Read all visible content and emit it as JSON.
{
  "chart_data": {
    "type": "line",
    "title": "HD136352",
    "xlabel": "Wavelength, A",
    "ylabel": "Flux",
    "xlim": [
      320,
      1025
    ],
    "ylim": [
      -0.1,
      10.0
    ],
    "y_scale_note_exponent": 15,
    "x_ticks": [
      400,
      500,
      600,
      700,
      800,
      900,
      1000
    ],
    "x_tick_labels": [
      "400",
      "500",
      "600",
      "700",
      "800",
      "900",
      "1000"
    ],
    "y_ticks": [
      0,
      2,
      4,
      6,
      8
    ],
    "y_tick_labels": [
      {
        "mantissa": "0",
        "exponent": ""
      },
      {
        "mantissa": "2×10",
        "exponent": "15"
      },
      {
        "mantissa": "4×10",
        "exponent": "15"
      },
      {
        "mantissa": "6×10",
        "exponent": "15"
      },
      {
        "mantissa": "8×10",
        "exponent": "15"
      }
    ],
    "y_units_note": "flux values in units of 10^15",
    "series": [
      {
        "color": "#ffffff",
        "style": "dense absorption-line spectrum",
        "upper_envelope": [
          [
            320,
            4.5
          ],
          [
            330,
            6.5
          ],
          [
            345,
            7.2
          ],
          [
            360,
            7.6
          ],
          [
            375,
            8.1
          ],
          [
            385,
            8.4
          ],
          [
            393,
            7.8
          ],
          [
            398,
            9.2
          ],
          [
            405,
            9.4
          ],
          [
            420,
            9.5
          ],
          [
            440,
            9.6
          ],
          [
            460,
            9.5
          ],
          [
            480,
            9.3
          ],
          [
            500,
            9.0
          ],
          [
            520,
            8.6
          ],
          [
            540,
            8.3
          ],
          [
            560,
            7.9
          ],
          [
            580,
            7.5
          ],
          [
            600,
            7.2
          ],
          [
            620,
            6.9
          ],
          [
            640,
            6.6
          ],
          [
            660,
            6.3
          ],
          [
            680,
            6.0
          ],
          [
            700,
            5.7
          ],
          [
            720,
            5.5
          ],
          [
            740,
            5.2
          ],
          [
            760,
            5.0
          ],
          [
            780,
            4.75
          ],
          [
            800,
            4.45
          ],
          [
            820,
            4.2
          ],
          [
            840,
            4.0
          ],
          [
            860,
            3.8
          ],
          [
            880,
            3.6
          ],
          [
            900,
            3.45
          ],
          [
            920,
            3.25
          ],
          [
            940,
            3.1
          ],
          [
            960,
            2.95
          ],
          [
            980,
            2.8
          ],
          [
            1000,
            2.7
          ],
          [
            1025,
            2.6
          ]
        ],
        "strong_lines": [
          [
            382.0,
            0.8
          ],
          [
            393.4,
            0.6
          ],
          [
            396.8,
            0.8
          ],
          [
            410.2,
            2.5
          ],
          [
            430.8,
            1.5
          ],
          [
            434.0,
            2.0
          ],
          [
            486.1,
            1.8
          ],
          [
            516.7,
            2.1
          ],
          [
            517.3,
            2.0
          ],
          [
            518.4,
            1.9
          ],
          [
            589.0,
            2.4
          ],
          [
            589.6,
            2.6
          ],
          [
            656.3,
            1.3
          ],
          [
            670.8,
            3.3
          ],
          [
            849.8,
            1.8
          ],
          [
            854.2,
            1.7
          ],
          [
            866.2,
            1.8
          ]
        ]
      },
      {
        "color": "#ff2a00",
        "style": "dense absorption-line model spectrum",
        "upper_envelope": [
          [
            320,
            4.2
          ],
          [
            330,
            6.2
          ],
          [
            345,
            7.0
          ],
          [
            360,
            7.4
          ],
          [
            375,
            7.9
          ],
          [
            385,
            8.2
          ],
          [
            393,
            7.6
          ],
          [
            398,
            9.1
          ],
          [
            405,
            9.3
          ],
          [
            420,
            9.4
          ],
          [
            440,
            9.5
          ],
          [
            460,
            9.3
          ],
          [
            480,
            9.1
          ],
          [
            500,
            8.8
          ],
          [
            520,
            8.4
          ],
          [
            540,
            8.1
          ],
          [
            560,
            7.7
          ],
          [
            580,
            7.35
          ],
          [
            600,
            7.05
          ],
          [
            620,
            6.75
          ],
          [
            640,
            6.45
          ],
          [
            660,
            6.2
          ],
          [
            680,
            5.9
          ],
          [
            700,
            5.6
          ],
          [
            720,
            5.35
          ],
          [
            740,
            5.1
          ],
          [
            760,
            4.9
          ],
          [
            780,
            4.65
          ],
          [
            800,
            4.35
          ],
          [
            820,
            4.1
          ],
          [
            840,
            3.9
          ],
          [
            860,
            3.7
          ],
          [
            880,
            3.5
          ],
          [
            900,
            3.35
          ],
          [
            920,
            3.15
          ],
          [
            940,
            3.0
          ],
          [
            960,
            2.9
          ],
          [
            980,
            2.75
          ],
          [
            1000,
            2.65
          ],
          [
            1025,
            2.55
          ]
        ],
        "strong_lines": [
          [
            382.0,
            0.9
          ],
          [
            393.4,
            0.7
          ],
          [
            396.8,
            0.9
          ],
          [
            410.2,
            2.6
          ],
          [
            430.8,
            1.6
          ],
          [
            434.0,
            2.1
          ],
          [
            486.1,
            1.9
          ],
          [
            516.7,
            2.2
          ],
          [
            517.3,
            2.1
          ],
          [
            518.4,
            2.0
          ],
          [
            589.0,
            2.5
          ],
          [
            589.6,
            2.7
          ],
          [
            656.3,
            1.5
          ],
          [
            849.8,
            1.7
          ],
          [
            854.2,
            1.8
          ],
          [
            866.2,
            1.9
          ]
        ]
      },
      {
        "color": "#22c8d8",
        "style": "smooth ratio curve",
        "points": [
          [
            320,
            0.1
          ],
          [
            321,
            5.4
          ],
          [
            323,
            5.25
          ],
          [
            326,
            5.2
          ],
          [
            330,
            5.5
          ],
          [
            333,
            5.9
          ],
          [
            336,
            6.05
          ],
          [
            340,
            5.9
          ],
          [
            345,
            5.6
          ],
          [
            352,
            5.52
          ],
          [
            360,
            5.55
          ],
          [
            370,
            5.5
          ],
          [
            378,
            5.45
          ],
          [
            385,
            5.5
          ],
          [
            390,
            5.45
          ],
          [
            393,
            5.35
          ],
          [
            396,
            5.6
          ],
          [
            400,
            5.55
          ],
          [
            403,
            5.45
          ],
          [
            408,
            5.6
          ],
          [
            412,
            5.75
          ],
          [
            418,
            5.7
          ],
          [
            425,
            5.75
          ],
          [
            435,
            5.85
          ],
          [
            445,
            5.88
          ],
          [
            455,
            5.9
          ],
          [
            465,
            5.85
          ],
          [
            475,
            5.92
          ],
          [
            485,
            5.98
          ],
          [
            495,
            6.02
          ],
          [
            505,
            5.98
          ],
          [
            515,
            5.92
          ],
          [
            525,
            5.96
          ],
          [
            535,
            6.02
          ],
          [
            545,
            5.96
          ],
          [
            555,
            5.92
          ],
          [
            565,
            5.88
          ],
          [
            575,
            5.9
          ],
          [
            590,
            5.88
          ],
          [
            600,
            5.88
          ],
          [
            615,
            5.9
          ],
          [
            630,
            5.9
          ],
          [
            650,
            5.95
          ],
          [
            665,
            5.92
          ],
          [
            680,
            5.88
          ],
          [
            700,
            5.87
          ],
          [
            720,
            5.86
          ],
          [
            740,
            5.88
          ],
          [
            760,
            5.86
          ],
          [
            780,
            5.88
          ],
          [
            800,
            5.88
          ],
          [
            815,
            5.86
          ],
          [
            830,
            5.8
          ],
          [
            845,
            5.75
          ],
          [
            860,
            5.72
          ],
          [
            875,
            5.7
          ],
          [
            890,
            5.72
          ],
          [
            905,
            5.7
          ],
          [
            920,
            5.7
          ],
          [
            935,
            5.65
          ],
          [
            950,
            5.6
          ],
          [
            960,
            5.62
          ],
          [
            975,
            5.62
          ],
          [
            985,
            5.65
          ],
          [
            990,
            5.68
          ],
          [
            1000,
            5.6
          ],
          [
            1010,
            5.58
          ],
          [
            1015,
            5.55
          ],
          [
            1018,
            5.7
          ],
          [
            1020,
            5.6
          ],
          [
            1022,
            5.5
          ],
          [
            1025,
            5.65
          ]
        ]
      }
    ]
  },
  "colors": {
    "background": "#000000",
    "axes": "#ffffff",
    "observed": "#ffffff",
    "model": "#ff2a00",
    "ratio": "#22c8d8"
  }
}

— Work to do —
Show every line from the listing above in which the string "dense" appears.

— Full response —
        "style": "dense absorption-line spectrum",
        "style": "dense absorption-line model spectrum",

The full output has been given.